-- Opening Marker --

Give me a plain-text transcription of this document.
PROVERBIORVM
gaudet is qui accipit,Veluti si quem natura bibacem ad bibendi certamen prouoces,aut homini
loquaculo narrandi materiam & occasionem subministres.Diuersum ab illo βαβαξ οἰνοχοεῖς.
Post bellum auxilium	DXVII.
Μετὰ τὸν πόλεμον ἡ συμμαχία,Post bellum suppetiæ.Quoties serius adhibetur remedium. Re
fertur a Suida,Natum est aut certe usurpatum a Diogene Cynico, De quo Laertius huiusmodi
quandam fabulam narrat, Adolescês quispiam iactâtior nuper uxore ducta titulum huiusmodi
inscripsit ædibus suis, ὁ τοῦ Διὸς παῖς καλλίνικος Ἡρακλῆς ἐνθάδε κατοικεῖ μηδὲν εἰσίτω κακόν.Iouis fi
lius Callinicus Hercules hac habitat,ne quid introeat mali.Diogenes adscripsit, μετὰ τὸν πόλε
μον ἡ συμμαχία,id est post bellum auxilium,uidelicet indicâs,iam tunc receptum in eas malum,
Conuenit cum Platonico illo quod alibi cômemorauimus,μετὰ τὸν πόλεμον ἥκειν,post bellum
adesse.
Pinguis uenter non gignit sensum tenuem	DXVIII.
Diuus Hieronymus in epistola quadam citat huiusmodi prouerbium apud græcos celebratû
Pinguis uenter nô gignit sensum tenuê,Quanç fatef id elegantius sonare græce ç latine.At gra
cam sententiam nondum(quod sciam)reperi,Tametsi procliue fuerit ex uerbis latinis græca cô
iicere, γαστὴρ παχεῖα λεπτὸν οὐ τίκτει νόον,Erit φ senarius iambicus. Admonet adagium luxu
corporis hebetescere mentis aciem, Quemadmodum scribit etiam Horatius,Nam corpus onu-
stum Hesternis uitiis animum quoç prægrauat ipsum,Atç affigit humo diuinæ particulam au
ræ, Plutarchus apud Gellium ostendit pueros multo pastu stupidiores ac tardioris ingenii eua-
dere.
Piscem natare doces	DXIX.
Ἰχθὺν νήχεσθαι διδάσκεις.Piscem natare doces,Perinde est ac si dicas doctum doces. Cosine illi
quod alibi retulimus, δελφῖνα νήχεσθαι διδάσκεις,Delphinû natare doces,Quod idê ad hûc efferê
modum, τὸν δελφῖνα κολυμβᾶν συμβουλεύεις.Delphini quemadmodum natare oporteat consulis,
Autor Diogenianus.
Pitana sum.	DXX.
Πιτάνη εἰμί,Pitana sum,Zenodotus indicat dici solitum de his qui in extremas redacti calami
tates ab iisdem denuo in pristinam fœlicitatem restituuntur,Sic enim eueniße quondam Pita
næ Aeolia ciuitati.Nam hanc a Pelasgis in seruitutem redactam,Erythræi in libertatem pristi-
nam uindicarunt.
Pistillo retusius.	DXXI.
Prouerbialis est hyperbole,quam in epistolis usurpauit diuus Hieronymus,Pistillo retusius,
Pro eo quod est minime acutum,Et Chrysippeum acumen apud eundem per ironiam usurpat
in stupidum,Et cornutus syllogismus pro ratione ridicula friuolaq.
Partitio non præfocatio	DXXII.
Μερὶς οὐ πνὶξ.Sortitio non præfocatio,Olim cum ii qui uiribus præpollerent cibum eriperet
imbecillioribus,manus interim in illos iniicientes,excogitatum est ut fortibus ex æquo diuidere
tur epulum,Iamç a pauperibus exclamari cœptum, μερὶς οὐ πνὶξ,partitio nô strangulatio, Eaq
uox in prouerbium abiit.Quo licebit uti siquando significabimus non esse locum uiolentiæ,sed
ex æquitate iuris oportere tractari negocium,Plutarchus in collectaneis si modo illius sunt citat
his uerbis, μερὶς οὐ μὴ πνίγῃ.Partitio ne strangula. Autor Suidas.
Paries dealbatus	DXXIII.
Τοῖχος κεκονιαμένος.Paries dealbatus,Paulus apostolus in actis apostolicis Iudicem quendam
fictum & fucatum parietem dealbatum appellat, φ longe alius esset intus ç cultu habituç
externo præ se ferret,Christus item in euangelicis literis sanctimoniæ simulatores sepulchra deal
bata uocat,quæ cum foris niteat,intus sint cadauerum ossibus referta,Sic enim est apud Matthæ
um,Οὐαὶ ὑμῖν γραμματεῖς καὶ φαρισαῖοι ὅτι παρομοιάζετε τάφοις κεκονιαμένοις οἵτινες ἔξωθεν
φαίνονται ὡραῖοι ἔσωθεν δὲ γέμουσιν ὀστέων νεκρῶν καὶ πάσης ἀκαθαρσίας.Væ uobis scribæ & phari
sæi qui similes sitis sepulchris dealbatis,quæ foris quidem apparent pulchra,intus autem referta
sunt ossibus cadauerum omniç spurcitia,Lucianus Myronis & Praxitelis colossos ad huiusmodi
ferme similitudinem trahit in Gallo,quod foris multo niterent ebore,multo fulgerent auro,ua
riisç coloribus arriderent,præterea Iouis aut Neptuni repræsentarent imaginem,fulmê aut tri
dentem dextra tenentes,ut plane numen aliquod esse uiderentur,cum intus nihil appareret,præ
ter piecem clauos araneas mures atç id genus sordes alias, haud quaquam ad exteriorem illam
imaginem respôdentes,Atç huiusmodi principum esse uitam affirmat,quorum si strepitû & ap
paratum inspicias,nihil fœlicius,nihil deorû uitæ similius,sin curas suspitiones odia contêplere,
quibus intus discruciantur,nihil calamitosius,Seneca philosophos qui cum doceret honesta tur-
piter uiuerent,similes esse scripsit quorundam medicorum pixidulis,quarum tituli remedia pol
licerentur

-- Closing Marker --

What you need to do — Would you please give all of the entries above once more, exactly as they are?

Reply to the exercise —
Give me a plain-text transcription of this document.
PROVERBIORVM
gaudet is qui accipit,Veluti si quem natura bibacem ad bibendi certamen prouoces,aut homini
loquaculo narrandi materiam & occasionem subministres.Diuersum ab illo βαβαξ οἰνοχοεῖς.
Post bellum auxilium	DXVII.
Μετὰ τὸν πόλεμον ἡ συμμαχία,Post bellum suppetiæ.Quoties serius adhibetur remedium. Re
fertur a Suida,Natum est aut certe usurpatum a Diogene Cynico, De quo Laertius huiusmodi
quandam fabulam narrat, Adolescês quispiam iactâtior nuper uxore ducta titulum huiusmodi
inscripsit ædibus suis, ὁ τοῦ Διὸς παῖς καλλίνικος Ἡρακλῆς ἐνθάδε κατοικεῖ μηδὲν εἰσίτω κακόν.Iouis fi
lius Callinicus Hercules hac habitat,ne quid introeat mali.Diogenes adscripsit, μετὰ τὸν πόλε
μον ἡ συμμαχία,id est post bellum auxilium,uidelicet indicâs,iam tunc receptum in eas malum,
Conuenit cum Platonico illo quod alibi cômemorauimus,μετὰ τὸν πόλεμον ἥκειν,post bellum
adesse.
Pinguis uenter non gignit sensum tenuem	DXVIII.
Diuus Hieronymus in epistola quadam citat huiusmodi prouerbium apud græcos celebratû
Pinguis uenter nô gignit sensum tenuê,Quanç fatef id elegantius sonare græce ç latine.At gra
cam sententiam nondum(quod sciam)reperi,Tametsi procliue fuerit ex uerbis latinis græca cô
iicere, γαστὴρ παχεῖα λεπτὸν οὐ τίκτει νόον,Erit φ senarius iambicus. Admonet adagium luxu
corporis hebetescere mentis aciem, Quemadmodum scribit etiam Horatius,Nam corpus onu-
stum Hesternis uitiis animum quoç prægrauat ipsum,Atç affigit humo diuinæ particulam au
ræ, Plutarchus apud Gellium ostendit pueros multo pastu stupidiores ac tardioris ingenii eua-
dere.
Piscem natare doces	DXIX.
Ἰχθὺν νήχεσθαι διδάσκεις.Piscem natare doces,Perinde est ac si dicas doctum doces. Cosine illi
quod alibi retulimus, δελφῖνα νήχεσθαι διδάσκεις,Delphinû natare doces,Quod idê ad hûc efferê
modum, τὸν δελφῖνα κολυμβᾶν συμβουλεύεις.Delphini quemadmodum natare oporteat consulis,
Autor Diogenianus.
Pitana sum.	DXX.
Πιτάνη εἰμί,Pitana sum,Zenodotus indicat dici solitum de his qui in extremas redacti calami
tates ab iisdem denuo in pristinam fœlicitatem restituuntur,Sic enim eueniße quondam Pita
næ Aeolia ciuitati.Nam hanc a Pelasgis in seruitutem redactam,Erythræi in libertatem pristi-
nam uindicarunt.
Pistillo retusius.	DXXI.
Prouerbialis est hyperbole,quam in epistolis usurpauit diuus Hieronymus,Pistillo retusius,
Pro eo quod est minime acutum,Et Chrysippeum acumen apud eundem per ironiam usurpat
in stupidum,Et cornutus syllogismus pro ratione ridicula friuolaq.
Partitio non præfocatio	DXXII.
Μερὶς οὐ πνὶξ.Sortitio non præfocatio,Olim cum ii qui uiribus præpollerent cibum eriperet
imbecillioribus,manus interim in illos iniicientes,excogitatum est ut fortibus ex æquo diuidere
tur epulum,Iamç a pauperibus exclamari cœptum, μερὶς οὐ πνὶξ,partitio nô strangulatio, Eaq
uox in prouerbium abiit.Quo licebit uti siquando significabimus non esse locum uiolentiæ,sed
ex æquitate iuris oportere tractari negocium,Plutarchus in collectaneis si modo illius sunt citat
his uerbis, μερὶς οὐ μὴ πνίγῃ.Partitio ne strangula. Autor Suidas.
Paries dealbatus	DXXIII.
Τοῖχος κεκονιαμένος.Paries dealbatus,Paulus apostolus in actis apostolicis Iudicem quendam
fictum & fucatum parietem dealbatum appellat, φ longe alius esset intus ç cultu habituç
externo præ se ferret,Christus item in euangelicis literis sanctimoniæ simulatores sepulchra deal
bata uocat,quæ cum foris niteat,intus sint cadauerum ossibus referta,Sic enim est apud Matthæ
um,Οὐαὶ ὑμῖν γραμματεῖς καὶ φαρισαῖοι ὅτι παρομοιάζετε τάφοις κεκονιαμένοις οἵτινες ἔξωθεν
φαίνονται ὡραῖοι ἔσωθεν δὲ γέμουσιν ὀστέων νεκρῶν καὶ πάσης ἀκαθαρσίας.Væ uobis scribæ & phari
sæi qui similes sitis sepulchris dealbatis,quæ foris quidem apparent pulchra,intus autem referta
sunt ossibus cadauerum omniç spurcitia,Lucianus Myronis & Praxitelis colossos ad huiusmodi
ferme similitudinem trahit in Gallo,quod foris multo niterent ebore,multo fulgerent auro,ua
riisç coloribus arriderent,præterea Iouis aut Neptuni repræsentarent imaginem,fulmê aut tri
dentem dextra tenentes,ut plane numen aliquod esse uiderentur,cum intus nihil appareret,præ
ter piecem clauos araneas mures atç id genus sordes alias, haud quaquam ad exteriorem illam
imaginem respôdentes,Atç huiusmodi principum esse uitam affirmat,quorum si strepitû & ap
paratum inspicias,nihil fœlicius,nihil deorû uitæ similius,sin curas suspitiones odia contêplere,
quibus intus discruciantur,nihil calamitosius,Seneca philosophos qui cum doceret honesta tur-
piter uiuerent,similes esse scripsit quorundam medicorum pixidulis,quarum tituli remedia pol
licerentur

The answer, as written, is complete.